** MATERIALS PROVIDED **
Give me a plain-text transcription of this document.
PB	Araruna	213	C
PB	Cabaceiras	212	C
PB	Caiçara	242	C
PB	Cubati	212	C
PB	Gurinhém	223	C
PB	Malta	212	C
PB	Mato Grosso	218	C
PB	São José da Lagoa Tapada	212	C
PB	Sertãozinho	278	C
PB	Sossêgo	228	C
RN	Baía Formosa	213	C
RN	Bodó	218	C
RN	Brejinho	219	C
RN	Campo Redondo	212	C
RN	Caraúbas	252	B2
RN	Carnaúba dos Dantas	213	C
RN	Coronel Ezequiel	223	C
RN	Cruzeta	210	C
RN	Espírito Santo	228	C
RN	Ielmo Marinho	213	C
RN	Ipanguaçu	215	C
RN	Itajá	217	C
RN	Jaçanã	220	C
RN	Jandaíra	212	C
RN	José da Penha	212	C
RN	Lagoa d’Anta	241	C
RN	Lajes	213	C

** WHAT YOU WILL DO **
Transcribe all lines as written.

** WRITTEN REPLY **
Give me a plain-text transcription of this document.
PB	Araruna	213	C
PB	Cabaceiras	212	C
PB	Caiçara	242	C
PB	Cubati	212	C
PB	Gurinhém	223	C
PB	Malta	212	C
PB	Mato Grosso	218	C
PB	São José da Lagoa Tapada	212	C
PB	Sertãozinho	278	C
PB	Sossêgo	228	C
RN	Baía Formosa	213	C
RN	Bodó	218	C
RN	Brejinho	219	C
RN	Campo Redondo	212	C
RN	Caraúbas	252	B2
RN	Carnaúba dos Dantas	213	C
RN	Coronel Ezequiel	223	C
RN	Cruzeta	210	C
RN	Espírito Santo	228	C
RN	Ielmo Marinho	213	C
RN	Ipanguaçu	215	C
RN	Itajá	217	C
RN	Jaçanã	220	C
RN	Jandaíra	212	C
RN	José da Penha	212	C
RN	Lagoa d’Anta	241	C
RN	Lajes	213	C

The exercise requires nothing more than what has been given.